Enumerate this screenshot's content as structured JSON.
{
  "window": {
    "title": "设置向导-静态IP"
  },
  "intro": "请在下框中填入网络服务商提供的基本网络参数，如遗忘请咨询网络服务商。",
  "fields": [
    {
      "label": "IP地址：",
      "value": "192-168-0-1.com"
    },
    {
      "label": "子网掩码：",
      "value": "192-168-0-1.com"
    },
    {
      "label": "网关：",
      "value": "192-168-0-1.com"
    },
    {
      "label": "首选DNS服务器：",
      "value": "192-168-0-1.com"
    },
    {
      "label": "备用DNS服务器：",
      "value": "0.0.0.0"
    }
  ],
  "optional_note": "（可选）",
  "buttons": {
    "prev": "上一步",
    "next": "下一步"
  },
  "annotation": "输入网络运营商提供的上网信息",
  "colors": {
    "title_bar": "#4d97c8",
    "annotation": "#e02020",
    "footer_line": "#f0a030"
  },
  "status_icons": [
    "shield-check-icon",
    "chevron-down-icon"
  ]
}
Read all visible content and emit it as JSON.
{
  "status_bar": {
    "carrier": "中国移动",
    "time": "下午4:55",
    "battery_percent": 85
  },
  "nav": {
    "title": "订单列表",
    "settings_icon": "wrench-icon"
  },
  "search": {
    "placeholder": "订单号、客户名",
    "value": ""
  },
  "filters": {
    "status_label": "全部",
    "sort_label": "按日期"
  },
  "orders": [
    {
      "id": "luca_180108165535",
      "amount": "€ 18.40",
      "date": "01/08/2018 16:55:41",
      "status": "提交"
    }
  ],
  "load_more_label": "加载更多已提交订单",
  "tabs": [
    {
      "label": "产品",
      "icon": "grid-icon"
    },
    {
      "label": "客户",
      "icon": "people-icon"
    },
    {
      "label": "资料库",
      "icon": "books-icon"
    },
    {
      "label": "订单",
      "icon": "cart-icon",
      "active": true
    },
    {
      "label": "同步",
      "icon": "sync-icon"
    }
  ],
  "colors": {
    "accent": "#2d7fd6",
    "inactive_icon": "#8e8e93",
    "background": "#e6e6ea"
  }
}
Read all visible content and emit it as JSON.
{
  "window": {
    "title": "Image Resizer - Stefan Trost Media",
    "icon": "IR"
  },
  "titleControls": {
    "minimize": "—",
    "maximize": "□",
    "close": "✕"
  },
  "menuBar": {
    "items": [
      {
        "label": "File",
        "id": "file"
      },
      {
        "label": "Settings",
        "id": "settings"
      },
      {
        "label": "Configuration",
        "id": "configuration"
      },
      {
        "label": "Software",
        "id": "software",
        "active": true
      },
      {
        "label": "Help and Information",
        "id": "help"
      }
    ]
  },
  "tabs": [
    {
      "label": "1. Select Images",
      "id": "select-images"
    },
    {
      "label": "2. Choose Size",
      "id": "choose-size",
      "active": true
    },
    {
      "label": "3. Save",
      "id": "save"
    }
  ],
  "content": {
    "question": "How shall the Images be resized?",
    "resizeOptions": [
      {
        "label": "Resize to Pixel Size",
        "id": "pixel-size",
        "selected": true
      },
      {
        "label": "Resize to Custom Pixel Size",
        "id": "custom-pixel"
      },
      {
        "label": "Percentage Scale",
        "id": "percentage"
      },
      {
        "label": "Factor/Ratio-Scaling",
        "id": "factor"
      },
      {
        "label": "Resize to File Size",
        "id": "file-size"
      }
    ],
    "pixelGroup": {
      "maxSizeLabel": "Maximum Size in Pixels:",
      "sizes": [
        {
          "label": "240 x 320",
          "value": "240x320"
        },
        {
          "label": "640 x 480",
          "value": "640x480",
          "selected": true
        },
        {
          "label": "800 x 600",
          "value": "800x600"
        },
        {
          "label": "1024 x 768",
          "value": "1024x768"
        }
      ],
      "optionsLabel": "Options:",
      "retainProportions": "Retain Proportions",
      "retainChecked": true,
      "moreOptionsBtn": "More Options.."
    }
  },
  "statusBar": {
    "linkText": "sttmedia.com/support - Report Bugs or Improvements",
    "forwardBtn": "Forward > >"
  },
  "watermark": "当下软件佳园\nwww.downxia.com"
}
________
== Given request ==
Set down the listing in full, keeping every word exactly as it is.

== Solution for this task ==
Enumerate this screenshot's content as structured JSON.
{
  "window": {
    "title": "设置向导-静态IP"
  },
  "intro": "请在下框中填入网络服务商提供的基本网络参数，如遗忘请咨询网络服务商。",
  "fields": [
    {
      "label": "IP地址：",
      "value": "192-168-0-1.com"
    },
    {
      "label": "子网掩码：",
      "value": "192-168-0-1.com"
    },
    {
      "label": "网关：",
      "value": "192-168-0-1.com"
    },
    {
      "label": "首选DNS服务器：",
      "value": "192-168-0-1.com"
    },
    {
      "label": "备用DNS服务器：",
      "value": "0.0.0.0"
    }
  ],
  "optional_note": "（可选）",
  "buttons": {
    "prev": "上一步",
    "next": "下一步"
  },
  "annotation": "输入网络运营商提供的上网信息",
  "colors": {
    "title_bar": "#4d97c8",
    "annotation": "#e02020",
    "footer_line": "#f0a030"
  },
  "status_icons": [
    "shield-check-icon",
    "chevron-down-icon"
  ]
}
Read all visible content and emit it as JSON.
{
  "status_bar": {
    "carrier": "中国移动",
    "time": "下午4:55",
    "battery_percent": 85
  },
  "nav": {
    "title": "订单列表",
    "settings_icon": "wrench-icon"
  },
  "search": {
    "placeholder": "订单号、客户名",
    "value": ""
  },
  "filters": {
    "status_label": "全部",
    "sort_label": "按日期"
  },
  "orders": [
    {
      "id": "luca_180108165535",
      "amount": "€ 18.40",
      "date": "01/08/2018 16:55:41",
      "status": "提交"
    }
  ],
  "load_more_label": "加载更多已提交订单",
  "tabs": [
    {
      "label": "产品",
      "icon": "grid-icon"
    },
    {
      "label": "客户",
      "icon": "people-icon"
    },
    {
      "label": "资料库",
      "icon": "books-icon"
    },
    {
      "label": "订单",
      "icon": "cart-icon",
      "active": true
    },
    {
      "label": "同步",
      "icon": "sync-icon"
    }
  ],
  "colors": {
    "accent": "#2d7fd6",
    "inactive_icon": "#8e8e93",
    "background": "#e6e6ea"
  }
}
Read all visible content and emit it as JSON.
{
  "window": {
    "title": "Image Resizer - Stefan Trost Media",
    "icon": "IR"
  },
  "titleControls": {
    "minimize": "—",
    "maximize": "□",
    "close": "✕"
  },
  "menuBar": {
    "items": [
      {
        "label": "File",
        "id": "file"
      },
      {
        "label": "Settings",
        "id": "settings"
      },
      {
        "label": "Configuration",
        "id": "configuration"
      },
      {
        "label": "Software",
        "id": "software",
        "active": true
      },
      {
        "label": "Help and Information",
        "id": "help"
      }
    ]
  },
  "tabs": [
    {
      "label": "1. Select Images",
      "id": "select-images"
    },
    {
      "label": "2. Choose Size",
      "id": "choose-size",
      "active": true
    },
    {
      "label": "3. Save",
      "id": "save"
    }
  ],
  "content": {
    "question": "How shall the Images be resized?",
    "resizeOptions": [
      {
        "label": "Resize to Pixel Size",
        "id": "pixel-size",
        "selected": true
      },
      {
        "label": "Resize to Custom Pixel Size",
        "id": "custom-pixel"
      },
      {
        "label": "Percentage Scale",
        "id": "percentage"
      },
      {
        "label": "Factor/Ratio-Scaling",
        "id": "factor"
      },
      {
        "label": "Resize to File Size",
        "id": "file-size"
      }
    ],
    "pixelGroup": {
      "maxSizeLabel": "Maximum Size in Pixels:",
      "sizes": [
        {
          "label": "240 x 320",
          "value": "240x320"
        },
        {
          "label": "640 x 480",
          "value": "640x480",
          "selected": true
        },
        {
          "label": "800 x 600",
          "value": "800x600"
        },
        {
          "label": "1024 x 768",
          "value": "1024x768"
        }
      ],
      "optionsLabel": "Options:",
      "retainProportions": "Retain Proportions",
      "retainChecked": true,
      "moreOptionsBtn": "More Options.."
    }
  },
  "statusBar": {
    "linkText": "sttmedia.com/support - Report Bugs or Improvements",
    "forwardBtn": "Forward > >"
  },
  "watermark": "当下软件佳园\nwww.downxia.com"
}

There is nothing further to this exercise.